** BEGIN RECORD EXTRACTS **

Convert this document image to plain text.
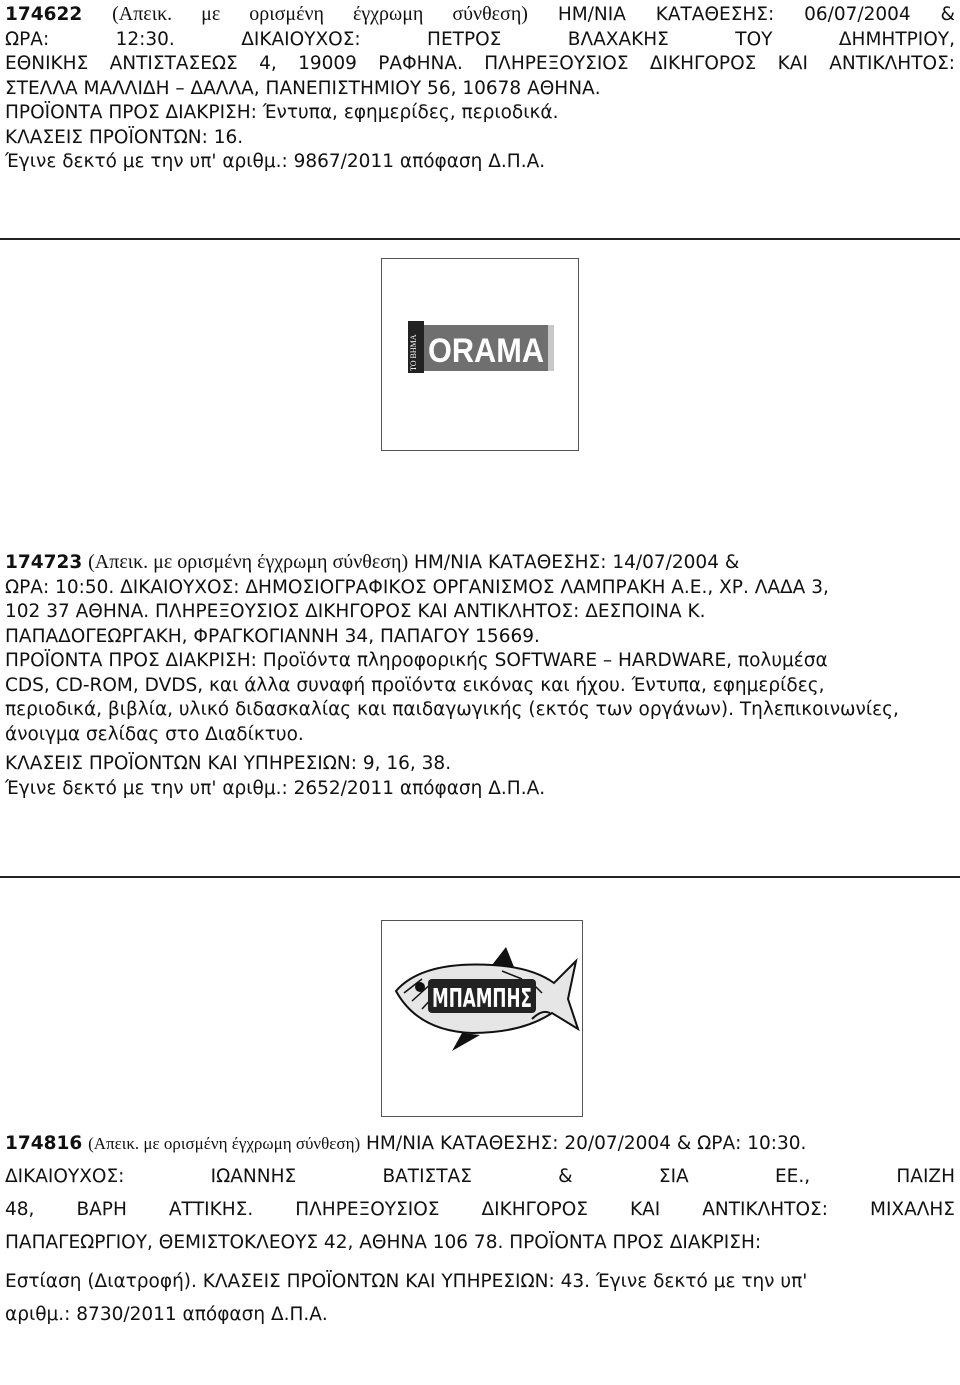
174622 (Απεικ. με ορισμένη έγχρωμη σύνθεση) ΗΜ/ΝΙΑ ΚΑΤΑΘΕΣΗΣ: 06/07/2004 &
ΩΡΑ: 12:30. ΔΙΚΑΙΟΥΧΟΣ: ΠΕΤΡΟΣ ΒΛΑΧΑΚΗΣ ΤΟΥ ΔΗΜΗΤΡΙΟΥ,
ΕΘΝΙΚΗΣ ΑΝΤΙΣΤΑΣΕΩΣ 4, 19009 ΡΑΦΗΝΑ. ΠΛΗΡΕΞΟΥΣΙΟΣ ΔΙΚΗΓΟΡΟΣ ΚΑΙ ΑΝΤΙΚΛΗΤΟΣ:
ΣΤΕΛΛΑ ΜΑΛΛΙΔΗ – ΔΑΛΛΑ, ΠΑΝΕΠΙΣΤΗΜΙΟΥ 56, 10678 ΑΘΗΝΑ.
ΠΡΟΪΟΝΤΑ ΠΡΟΣ ΔΙΑΚΡΙΣΗ: Έντυπα, εφημερίδες, περιοδικά.
ΚΛΑΣΕΙΣ ΠΡΟΪΟΝΤΩΝ: 16.
Έγινε δεκτό με την υπ' αριθμ.: 9867/2011 απόφαση Δ.Π.Α.
ΤΟ ΒΗΜΑ ORAMA
174723 (Απεικ. με ορισμένη έγχρωμη σύνθεση) ΗΜ/ΝΙΑ ΚΑΤΑΘΕΣΗΣ: 14/07/2004 &
ΩΡΑ: 10:50. ΔΙΚΑΙΟΥΧΟΣ: ΔΗΜΟΣΙΟΓΡΑΦΙΚΟΣ ΟΡΓΑΝΙΣΜΟΣ ΛΑΜΠΡΑΚΗ Α.Ε., ΧΡ. ΛΑΔΑ 3,
102 37 ΑΘΗΝΑ. ΠΛΗΡΕΞΟΥΣΙΟΣ ΔΙΚΗΓΟΡΟΣ ΚΑΙ ΑΝΤΙΚΛΗΤΟΣ: ΔΕΣΠΟΙΝΑ Κ.
ΠΑΠΑΔΟΓΕΩΡΓΑΚΗ, ΦΡΑΓΚΟΓΙΑΝΝΗ 34, ΠΑΠΑΓΟΥ 15669.
ΠΡΟΪΟΝΤΑ ΠΡΟΣ ΔΙΑΚΡΙΣΗ: Προϊόντα πληροφορικής SOFTWARE – HARDWARE, πολυμέσα
CDS, CD-ROM, DVDS, και άλλα συναφή προϊόντα εικόνας και ήχου. Έντυπα, εφημερίδες,
περιοδικά, βιβλία, υλικό διδασκαλίας και παιδαγωγικής (εκτός των οργάνων). Τηλεπικοινωνίες,
άνοιγμα σελίδας στο Διαδίκτυο.
ΚΛΑΣΕΙΣ ΠΡΟΪΟΝΤΩΝ ΚΑΙ ΥΠΗΡΕΣΙΩΝ: 9, 16, 38.
Έγινε δεκτό με την υπ' αριθμ.: 2652/2011 απόφαση Δ.Π.Α.
ΜΠΑΜΠΗΣ
174816 (Απεικ. με ορισμένη έγχρωμη σύνθεση) ΗΜ/ΝΙΑ ΚΑΤΑΘΕΣΗΣ: 20/07/2004 & ΩΡΑ: 10:30.
ΔΙΚΑΙΟΥΧΟΣ: ΙΩΑΝΝΗΣ ΒΑΤΙΣΤΑΣ & ΣΙΑ ΕΕ., ΠΑΙΖΗ
48, ΒΑΡΗ ΑΤΤΙΚΗΣ. ΠΛΗΡΕΞΟΥΣΙΟΣ ΔΙΚΗΓΟΡΟΣ ΚΑΙ ΑΝΤΙΚΛΗΤΟΣ: ΜΙΧΑΛΗΣ
ΠΑΠΑΓΕΩΡΓΙΟΥ, ΘΕΜΙΣΤΟΚΛΕΟΥΣ 42, ΑΘΗΝΑ 106 78. ΠΡΟΪΟΝΤΑ ΠΡΟΣ ΔΙΑΚΡΙΣΗ:
Εστίαση (Διατροφή). ΚΛΑΣΕΙΣ ΠΡΟΪΟΝΤΩΝ ΚΑΙ ΥΠΗΡΕΣΙΩΝ: 43. Έγινε δεκτό με την υπ'
αριθμ.: 8730/2011 απόφαση Δ.Π.Α.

** END RECORD EXTRACTS **

**DO THIS**
All of the data needs repeating exactly, but the pictures do not.

**RESULT OF THIS TASK**
Convert this document image to plain text.
174622 (Απεικ. με ορισμένη έγχρωμη σύνθεση) ΗΜ/ΝΙΑ ΚΑΤΑΘΕΣΗΣ: 06/07/2004 &
ΩΡΑ: 12:30. ΔΙΚΑΙΟΥΧΟΣ: ΠΕΤΡΟΣ ΒΛΑΧΑΚΗΣ ΤΟΥ ΔΗΜΗΤΡΙΟΥ,
ΕΘΝΙΚΗΣ ΑΝΤΙΣΤΑΣΕΩΣ 4, 19009 ΡΑΦΗΝΑ. ΠΛΗΡΕΞΟΥΣΙΟΣ ΔΙΚΗΓΟΡΟΣ ΚΑΙ ΑΝΤΙΚΛΗΤΟΣ:
ΣΤΕΛΛΑ ΜΑΛΛΙΔΗ – ΔΑΛΛΑ, ΠΑΝΕΠΙΣΤΗΜΙΟΥ 56, 10678 ΑΘΗΝΑ.
ΠΡΟΪΟΝΤΑ ΠΡΟΣ ΔΙΑΚΡΙΣΗ: Έντυπα, εφημερίδες, περιοδικά.
ΚΛΑΣΕΙΣ ΠΡΟΪΟΝΤΩΝ: 16.
Έγινε δεκτό με την υπ' αριθμ.: 9867/2011 απόφαση Δ.Π.Α.
ΤΟ ΒΗΜΑ ORAMA
174723 (Απεικ. με ορισμένη έγχρωμη σύνθεση) ΗΜ/ΝΙΑ ΚΑΤΑΘΕΣΗΣ: 14/07/2004 &
ΩΡΑ: 10:50. ΔΙΚΑΙΟΥΧΟΣ: ΔΗΜΟΣΙΟΓΡΑΦΙΚΟΣ ΟΡΓΑΝΙΣΜΟΣ ΛΑΜΠΡΑΚΗ Α.Ε., ΧΡ. ΛΑΔΑ 3,
102 37 ΑΘΗΝΑ. ΠΛΗΡΕΞΟΥΣΙΟΣ ΔΙΚΗΓΟΡΟΣ ΚΑΙ ΑΝΤΙΚΛΗΤΟΣ: ΔΕΣΠΟΙΝΑ Κ.
ΠΑΠΑΔΟΓΕΩΡΓΑΚΗ, ΦΡΑΓΚΟΓΙΑΝΝΗ 34, ΠΑΠΑΓΟΥ 15669.
ΠΡΟΪΟΝΤΑ ΠΡΟΣ ΔΙΑΚΡΙΣΗ: Προϊόντα πληροφορικής SOFTWARE – HARDWARE, πολυμέσα
CDS, CD-ROM, DVDS, και άλλα συναφή προϊόντα εικόνας και ήχου. Έντυπα, εφημερίδες,
περιοδικά, βιβλία, υλικό διδασκαλίας και παιδαγωγικής (εκτός των οργάνων). Τηλεπικοινωνίες,
άνοιγμα σελίδας στο Διαδίκτυο.
ΚΛΑΣΕΙΣ ΠΡΟΪΟΝΤΩΝ ΚΑΙ ΥΠΗΡΕΣΙΩΝ: 9, 16, 38.
Έγινε δεκτό με την υπ' αριθμ.: 2652/2011 απόφαση Δ.Π.Α.
ΜΠΑΜΠΗΣ
174816 (Απεικ. με ορισμένη έγχρωμη σύνθεση) ΗΜ/ΝΙΑ ΚΑΤΑΘΕΣΗΣ: 20/07/2004 & ΩΡΑ: 10:30.
ΔΙΚΑΙΟΥΧΟΣ: ΙΩΑΝΝΗΣ ΒΑΤΙΣΤΑΣ & ΣΙΑ ΕΕ., ΠΑΙΖΗ
48, ΒΑΡΗ ΑΤΤΙΚΗΣ. ΠΛΗΡΕΞΟΥΣΙΟΣ ΔΙΚΗΓΟΡΟΣ ΚΑΙ ΑΝΤΙΚΛΗΤΟΣ: ΜΙΧΑΛΗΣ
ΠΑΠΑΓΕΩΡΓΙΟΥ, ΘΕΜΙΣΤΟΚΛΕΟΥΣ 42, ΑΘΗΝΑ 106 78. ΠΡΟΪΟΝΤΑ ΠΡΟΣ ΔΙΑΚΡΙΣΗ:
Εστίαση (Διατροφή). ΚΛΑΣΕΙΣ ΠΡΟΪΟΝΤΩΝ ΚΑΙ ΥΠΗΡΕΣΙΩΝ: 43. Έγινε δεκτό με την υπ'
αριθμ.: 8730/2011 απόφαση Δ.Π.Α.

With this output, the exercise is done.